## INSTRUCTIONS TO FOLLOW:
Output nothing but the lines from the line with "What data populates" through the end of the listing below, both ends included.

(Dataset listings of figures)
******
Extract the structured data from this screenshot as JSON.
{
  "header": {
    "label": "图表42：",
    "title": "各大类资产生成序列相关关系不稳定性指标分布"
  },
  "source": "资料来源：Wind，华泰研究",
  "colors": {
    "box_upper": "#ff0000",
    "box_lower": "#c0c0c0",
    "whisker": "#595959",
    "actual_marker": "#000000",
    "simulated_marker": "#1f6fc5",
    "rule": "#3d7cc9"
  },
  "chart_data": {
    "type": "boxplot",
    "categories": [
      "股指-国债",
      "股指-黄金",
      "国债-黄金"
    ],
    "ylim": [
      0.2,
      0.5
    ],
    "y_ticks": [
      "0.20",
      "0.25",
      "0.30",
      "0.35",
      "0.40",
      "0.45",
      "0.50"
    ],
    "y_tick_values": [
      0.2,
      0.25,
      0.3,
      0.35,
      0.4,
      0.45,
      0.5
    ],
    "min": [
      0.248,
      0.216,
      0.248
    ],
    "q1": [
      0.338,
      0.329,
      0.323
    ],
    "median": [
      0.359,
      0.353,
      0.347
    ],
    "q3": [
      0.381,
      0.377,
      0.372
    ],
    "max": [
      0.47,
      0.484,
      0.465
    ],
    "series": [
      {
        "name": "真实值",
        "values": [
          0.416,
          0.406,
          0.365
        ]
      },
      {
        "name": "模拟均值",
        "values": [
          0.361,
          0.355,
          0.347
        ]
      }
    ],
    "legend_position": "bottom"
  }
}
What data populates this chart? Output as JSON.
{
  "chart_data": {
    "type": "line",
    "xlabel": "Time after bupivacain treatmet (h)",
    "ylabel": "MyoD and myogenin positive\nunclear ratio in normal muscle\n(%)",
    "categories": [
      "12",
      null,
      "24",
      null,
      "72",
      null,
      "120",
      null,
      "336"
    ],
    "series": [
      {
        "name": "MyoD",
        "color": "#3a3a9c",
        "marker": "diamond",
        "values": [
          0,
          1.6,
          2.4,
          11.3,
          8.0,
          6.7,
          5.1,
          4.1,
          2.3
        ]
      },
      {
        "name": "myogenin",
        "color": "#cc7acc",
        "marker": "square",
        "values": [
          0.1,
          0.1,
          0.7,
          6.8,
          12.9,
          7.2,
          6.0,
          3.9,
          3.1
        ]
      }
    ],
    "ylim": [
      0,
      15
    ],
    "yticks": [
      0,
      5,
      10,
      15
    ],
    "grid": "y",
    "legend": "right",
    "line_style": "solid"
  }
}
******
## CORRECT RESULT:
What data populates this chart? Output as JSON.
{
  "chart_data": {
    "type": "line",
    "xlabel": "Time after bupivacain treatmet (h)",
    "ylabel": "MyoD and myogenin positive\nunclear ratio in normal muscle\n(%)",
    "categories": [
      "12",
      null,
      "24",
      null,
      "72",
      null,
      "120",
      null,
      "336"
    ],
    "series": [
      {
        "name": "MyoD",
        "color": "#3a3a9c",
        "marker": "diamond",
        "values": [
          0,
          1.6,
          2.4,
          11.3,
          8.0,
          6.7,
          5.1,
          4.1,
          2.3
        ]
      },
      {
        "name": "myogenin",
        "color": "#cc7acc",
        "marker": "square",
        "values": [
          0.1,
          0.1,
          0.7,
          6.8,
          12.9,
          7.2,
          6.0,
          3.9,
          3.1
        ]
      }
    ],
    "ylim": [
      0,
      15
    ],
    "yticks": [
      0,
      5,
      10,
      15
    ],
    "grid": "y",
    "legend": "right",
    "line_style": "solid"
  }
}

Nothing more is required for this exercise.